- Rows -
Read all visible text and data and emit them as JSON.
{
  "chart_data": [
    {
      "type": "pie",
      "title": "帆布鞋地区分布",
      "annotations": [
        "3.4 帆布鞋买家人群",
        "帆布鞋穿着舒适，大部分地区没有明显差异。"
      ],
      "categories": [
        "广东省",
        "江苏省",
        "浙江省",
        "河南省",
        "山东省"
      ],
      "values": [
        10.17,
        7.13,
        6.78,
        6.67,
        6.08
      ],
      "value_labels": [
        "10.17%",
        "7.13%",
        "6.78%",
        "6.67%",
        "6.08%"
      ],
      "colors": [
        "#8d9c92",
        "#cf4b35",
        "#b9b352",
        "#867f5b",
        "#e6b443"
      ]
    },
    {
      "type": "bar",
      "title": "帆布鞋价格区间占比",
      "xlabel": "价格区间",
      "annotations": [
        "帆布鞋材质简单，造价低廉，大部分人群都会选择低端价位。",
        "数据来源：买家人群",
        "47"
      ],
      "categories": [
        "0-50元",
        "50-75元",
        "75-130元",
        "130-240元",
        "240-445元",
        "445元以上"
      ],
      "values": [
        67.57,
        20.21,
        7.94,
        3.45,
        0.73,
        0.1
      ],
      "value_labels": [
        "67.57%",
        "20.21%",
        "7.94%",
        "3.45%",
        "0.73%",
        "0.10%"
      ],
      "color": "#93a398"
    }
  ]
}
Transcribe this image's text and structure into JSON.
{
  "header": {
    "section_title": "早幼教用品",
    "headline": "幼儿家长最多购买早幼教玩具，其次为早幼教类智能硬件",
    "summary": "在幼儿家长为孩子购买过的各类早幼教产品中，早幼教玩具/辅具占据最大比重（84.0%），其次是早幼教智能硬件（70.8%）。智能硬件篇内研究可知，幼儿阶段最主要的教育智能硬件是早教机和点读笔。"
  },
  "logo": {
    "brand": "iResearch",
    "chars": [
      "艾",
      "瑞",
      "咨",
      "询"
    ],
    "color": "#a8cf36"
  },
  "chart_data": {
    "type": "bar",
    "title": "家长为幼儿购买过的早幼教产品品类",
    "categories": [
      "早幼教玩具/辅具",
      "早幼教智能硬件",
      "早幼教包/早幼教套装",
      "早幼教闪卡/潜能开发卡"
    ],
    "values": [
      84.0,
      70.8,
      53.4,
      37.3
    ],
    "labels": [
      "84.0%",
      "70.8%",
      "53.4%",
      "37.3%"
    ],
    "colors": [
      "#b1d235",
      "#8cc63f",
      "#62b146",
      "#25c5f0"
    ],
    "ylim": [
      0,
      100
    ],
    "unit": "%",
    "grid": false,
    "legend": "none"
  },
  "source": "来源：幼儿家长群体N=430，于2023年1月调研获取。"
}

- Exercise details -
Pick out each line containing "JSON" and report it.

- Complete output -
Read all visible text and data and emit them as JSON.
Transcribe this image's text and structure into JSON.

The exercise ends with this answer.